- **Aufgeführte Zeilen**:
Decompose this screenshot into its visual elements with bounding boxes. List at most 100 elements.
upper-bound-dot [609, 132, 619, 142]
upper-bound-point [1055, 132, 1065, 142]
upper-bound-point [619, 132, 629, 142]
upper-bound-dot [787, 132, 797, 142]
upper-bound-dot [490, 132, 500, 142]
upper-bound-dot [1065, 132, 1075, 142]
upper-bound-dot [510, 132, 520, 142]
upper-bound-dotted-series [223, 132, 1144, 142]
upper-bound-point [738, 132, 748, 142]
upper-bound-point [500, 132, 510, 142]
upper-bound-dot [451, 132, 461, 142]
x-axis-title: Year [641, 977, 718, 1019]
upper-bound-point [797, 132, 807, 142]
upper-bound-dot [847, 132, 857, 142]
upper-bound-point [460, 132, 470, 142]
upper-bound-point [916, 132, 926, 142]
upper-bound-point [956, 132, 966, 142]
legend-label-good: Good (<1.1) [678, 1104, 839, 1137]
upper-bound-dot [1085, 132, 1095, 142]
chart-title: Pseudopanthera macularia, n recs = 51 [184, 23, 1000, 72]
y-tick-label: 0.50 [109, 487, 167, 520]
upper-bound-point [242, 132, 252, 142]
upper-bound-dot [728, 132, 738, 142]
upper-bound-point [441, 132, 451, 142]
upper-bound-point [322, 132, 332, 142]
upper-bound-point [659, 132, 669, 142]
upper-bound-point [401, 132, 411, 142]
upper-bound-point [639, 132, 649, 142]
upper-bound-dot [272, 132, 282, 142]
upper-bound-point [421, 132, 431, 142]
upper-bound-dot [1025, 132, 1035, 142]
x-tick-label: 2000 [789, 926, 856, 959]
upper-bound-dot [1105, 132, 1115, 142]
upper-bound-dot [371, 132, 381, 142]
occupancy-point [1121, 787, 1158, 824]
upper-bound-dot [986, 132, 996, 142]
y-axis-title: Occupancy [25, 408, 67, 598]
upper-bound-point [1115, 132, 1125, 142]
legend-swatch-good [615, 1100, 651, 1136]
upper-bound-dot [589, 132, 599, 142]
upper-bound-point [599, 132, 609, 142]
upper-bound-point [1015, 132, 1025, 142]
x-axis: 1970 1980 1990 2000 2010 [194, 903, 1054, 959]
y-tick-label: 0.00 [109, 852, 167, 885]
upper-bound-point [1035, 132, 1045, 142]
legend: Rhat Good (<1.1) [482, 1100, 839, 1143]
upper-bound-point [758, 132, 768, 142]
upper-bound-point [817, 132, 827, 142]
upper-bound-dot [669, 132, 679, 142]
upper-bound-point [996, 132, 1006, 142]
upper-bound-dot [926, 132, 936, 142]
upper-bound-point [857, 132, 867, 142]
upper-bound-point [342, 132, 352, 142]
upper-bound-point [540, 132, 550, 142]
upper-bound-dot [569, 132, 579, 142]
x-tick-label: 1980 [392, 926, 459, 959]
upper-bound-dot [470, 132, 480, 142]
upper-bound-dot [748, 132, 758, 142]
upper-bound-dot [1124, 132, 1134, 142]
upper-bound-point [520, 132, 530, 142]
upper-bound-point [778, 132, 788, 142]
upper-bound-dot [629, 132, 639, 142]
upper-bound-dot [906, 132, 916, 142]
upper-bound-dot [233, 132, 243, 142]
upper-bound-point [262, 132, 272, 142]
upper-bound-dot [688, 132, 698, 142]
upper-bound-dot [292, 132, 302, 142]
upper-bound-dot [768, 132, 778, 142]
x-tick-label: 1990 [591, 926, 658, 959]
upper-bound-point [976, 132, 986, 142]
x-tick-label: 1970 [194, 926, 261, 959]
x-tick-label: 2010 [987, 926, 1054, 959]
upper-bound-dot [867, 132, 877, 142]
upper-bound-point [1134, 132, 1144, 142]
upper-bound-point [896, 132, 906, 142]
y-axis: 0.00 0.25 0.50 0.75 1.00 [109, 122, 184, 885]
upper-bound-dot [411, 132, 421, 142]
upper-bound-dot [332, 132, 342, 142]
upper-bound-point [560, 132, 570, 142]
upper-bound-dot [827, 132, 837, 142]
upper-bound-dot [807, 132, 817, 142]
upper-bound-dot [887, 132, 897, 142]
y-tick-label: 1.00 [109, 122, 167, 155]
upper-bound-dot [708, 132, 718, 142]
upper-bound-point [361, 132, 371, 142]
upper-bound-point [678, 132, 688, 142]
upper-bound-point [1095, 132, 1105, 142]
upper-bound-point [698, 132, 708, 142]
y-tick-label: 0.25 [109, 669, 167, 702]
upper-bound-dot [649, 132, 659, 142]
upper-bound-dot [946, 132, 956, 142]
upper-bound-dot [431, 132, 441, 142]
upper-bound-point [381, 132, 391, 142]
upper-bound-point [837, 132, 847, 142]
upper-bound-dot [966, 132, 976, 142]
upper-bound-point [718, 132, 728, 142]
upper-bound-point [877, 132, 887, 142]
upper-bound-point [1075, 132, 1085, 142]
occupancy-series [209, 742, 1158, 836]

- **Aufgabenbeschreibung**: Gib die Zeilen von der ersten bis einschließlich der Zeile mit „upper-bound-dot [787, 132, 797, 142]“ unverändert aus.

- **Vollständige Ausgabe**:
Decompose this screenshot into its visual elements with bounding boxes. List at most 100 elements.
upper-bound-dot [609, 132, 619, 142]
upper-bound-point [1055, 132, 1065, 142]
upper-bound-point [619, 132, 629, 142]
upper-bound-dot [787, 132, 797, 142]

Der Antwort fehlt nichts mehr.